(begin)

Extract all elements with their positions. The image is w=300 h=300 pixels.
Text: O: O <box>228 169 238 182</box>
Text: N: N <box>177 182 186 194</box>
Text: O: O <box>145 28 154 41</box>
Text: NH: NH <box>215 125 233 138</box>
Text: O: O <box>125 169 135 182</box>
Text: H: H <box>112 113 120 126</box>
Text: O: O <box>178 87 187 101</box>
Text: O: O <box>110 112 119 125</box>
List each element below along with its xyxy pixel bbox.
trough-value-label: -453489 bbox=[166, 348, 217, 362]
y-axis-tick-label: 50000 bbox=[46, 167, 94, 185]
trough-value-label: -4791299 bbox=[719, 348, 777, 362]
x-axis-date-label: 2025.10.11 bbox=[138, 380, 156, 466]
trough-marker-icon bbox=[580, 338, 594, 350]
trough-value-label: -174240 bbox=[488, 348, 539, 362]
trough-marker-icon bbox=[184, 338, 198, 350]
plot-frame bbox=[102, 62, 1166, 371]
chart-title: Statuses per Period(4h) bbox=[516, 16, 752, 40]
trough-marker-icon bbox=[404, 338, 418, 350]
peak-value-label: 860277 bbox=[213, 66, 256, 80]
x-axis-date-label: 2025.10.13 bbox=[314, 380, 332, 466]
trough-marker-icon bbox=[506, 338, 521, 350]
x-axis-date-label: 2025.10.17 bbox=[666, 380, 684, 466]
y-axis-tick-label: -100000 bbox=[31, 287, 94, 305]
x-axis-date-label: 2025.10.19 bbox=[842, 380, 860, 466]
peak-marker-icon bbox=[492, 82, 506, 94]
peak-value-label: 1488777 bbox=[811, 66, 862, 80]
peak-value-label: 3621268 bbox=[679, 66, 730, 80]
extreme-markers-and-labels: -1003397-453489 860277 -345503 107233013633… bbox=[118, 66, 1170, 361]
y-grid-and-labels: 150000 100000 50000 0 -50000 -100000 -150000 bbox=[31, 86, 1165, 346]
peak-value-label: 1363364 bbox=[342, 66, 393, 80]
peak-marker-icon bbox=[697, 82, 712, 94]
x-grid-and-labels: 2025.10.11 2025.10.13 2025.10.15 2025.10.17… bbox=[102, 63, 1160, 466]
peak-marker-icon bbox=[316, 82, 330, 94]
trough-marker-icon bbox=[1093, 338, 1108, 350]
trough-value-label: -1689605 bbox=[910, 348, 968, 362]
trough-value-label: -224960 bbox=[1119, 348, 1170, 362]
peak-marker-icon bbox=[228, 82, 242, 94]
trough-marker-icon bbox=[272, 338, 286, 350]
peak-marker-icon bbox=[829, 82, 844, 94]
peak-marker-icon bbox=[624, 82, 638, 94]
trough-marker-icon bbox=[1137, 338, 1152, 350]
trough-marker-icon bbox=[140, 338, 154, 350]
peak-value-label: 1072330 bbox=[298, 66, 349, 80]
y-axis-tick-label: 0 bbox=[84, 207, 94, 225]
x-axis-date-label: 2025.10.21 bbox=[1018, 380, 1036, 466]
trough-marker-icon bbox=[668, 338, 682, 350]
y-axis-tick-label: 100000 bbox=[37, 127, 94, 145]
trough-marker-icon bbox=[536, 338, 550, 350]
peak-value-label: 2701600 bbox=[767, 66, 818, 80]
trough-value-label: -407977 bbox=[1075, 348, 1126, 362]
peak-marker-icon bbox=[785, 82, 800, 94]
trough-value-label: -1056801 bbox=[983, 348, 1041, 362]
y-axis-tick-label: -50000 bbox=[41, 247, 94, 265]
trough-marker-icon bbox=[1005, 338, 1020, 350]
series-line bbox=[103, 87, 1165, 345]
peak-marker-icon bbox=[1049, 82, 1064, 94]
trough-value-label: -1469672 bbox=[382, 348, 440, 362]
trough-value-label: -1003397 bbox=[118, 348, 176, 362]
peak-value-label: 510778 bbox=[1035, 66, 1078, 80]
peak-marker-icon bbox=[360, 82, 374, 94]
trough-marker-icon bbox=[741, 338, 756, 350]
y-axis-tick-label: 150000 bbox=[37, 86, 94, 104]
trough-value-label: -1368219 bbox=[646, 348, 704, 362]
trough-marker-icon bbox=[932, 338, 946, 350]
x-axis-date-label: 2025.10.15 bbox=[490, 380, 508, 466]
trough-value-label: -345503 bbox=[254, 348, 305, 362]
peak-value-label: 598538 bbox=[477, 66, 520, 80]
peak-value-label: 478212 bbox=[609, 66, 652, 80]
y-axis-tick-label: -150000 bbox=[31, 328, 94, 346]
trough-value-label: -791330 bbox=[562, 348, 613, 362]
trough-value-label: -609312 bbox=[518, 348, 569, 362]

(end)

Replace every instance of "trough" with "minimum" throughout all the rows above, and reproduce the rows with no other changes.

Worked answer:
Extract all elements with their positions. The image is w=300 h=300 pixels.
Text: O: O <box>228 169 238 182</box>
Text: N: N <box>177 182 186 194</box>
Text: O: O <box>145 28 154 41</box>
Text: NH: NH <box>215 125 233 138</box>
Text: O: O <box>125 169 135 182</box>
Text: H: H <box>112 113 120 126</box>
Text: O: O <box>178 87 187 101</box>
Text: O: O <box>110 112 119 125</box>
List each element below along with its xyxy pixel bbox.
minimum-value-label: -453489 bbox=[166, 348, 217, 362]
y-axis-tick-label: 50000 bbox=[46, 167, 94, 185]
minimum-value-label: -4791299 bbox=[719, 348, 777, 362]
x-axis-date-label: 2025.10.11 bbox=[138, 380, 156, 466]
minimum-marker-icon bbox=[580, 338, 594, 350]
minimum-value-label: -174240 bbox=[488, 348, 539, 362]
minimum-marker-icon bbox=[184, 338, 198, 350]
plot-frame bbox=[102, 62, 1166, 371]
chart-title: Statuses per Period(4h) bbox=[516, 16, 752, 40]
minimum-marker-icon bbox=[404, 338, 418, 350]
peak-value-label: 860277 bbox=[213, 66, 256, 80]
x-axis-date-label: 2025.10.13 bbox=[314, 380, 332, 466]
minimum-marker-icon bbox=[506, 338, 521, 350]
x-axis-date-label: 2025.10.17 bbox=[666, 380, 684, 466]
y-axis-tick-label: -100000 bbox=[31, 287, 94, 305]
x-axis-date-label: 2025.10.19 bbox=[842, 380, 860, 466]
peak-marker-icon bbox=[492, 82, 506, 94]
peak-value-label: 1488777 bbox=[811, 66, 862, 80]
peak-value-label: 3621268 bbox=[679, 66, 730, 80]
extreme-markers-and-labels: -1003397-453489 860277 -345503 107233013633… bbox=[118, 66, 1170, 361]
y-grid-and-labels: 150000 100000 50000 0 -50000 -100000 -150000 bbox=[31, 86, 1165, 346]
peak-value-label: 1363364 bbox=[342, 66, 393, 80]
peak-marker-icon bbox=[697, 82, 712, 94]
x-grid-and-labels: 2025.10.11 2025.10.13 2025.10.15 2025.10.17… bbox=[102, 63, 1160, 466]
peak-marker-icon bbox=[316, 82, 330, 94]
minimum-marker-icon bbox=[1093, 338, 1108, 350]
minimum-value-label: -1689605 bbox=[910, 348, 968, 362]
minimum-value-label: -224960 bbox=[1119, 348, 1170, 362]
peak-marker-icon bbox=[228, 82, 242, 94]
minimum-marker-icon bbox=[272, 338, 286, 350]
peak-marker-icon bbox=[829, 82, 844, 94]
peak-marker-icon bbox=[624, 82, 638, 94]
minimum-marker-icon bbox=[1137, 338, 1152, 350]
minimum-marker-icon bbox=[140, 338, 154, 350]
peak-value-label: 1072330 bbox=[298, 66, 349, 80]
y-axis-tick-label: 0 bbox=[84, 207, 94, 225]
x-axis-date-label: 2025.10.21 bbox=[1018, 380, 1036, 466]
minimum-marker-icon bbox=[668, 338, 682, 350]
y-axis-tick-label: 100000 bbox=[37, 127, 94, 145]
minimum-marker-icon bbox=[536, 338, 550, 350]
peak-value-label: 2701600 bbox=[767, 66, 818, 80]
minimum-value-label: -407977 bbox=[1075, 348, 1126, 362]
peak-marker-icon bbox=[785, 82, 800, 94]
minimum-value-label: -1056801 bbox=[983, 348, 1041, 362]
y-axis-tick-label: -50000 bbox=[41, 247, 94, 265]
minimum-marker-icon bbox=[1005, 338, 1020, 350]
series-line bbox=[103, 87, 1165, 345]
peak-marker-icon bbox=[1049, 82, 1064, 94]
minimum-value-label: -1469672 bbox=[382, 348, 440, 362]
minimum-value-label: -1003397 bbox=[118, 348, 176, 362]
peak-value-label: 510778 bbox=[1035, 66, 1078, 80]
peak-marker-icon bbox=[360, 82, 374, 94]
minimum-marker-icon bbox=[741, 338, 756, 350]
y-axis-tick-label: 150000 bbox=[37, 86, 94, 104]
minimum-value-label: -1368219 bbox=[646, 348, 704, 362]
minimum-marker-icon bbox=[932, 338, 946, 350]
x-axis-date-label: 2025.10.15 bbox=[490, 380, 508, 466]
minimum-value-label: -345503 bbox=[254, 348, 305, 362]
peak-value-label: 598538 bbox=[477, 66, 520, 80]
peak-value-label: 478212 bbox=[609, 66, 652, 80]
y-axis-tick-label: -150000 bbox=[31, 328, 94, 346]
minimum-value-label: -791330 bbox=[562, 348, 613, 362]
minimum-value-label: -609312 bbox=[518, 348, 569, 362]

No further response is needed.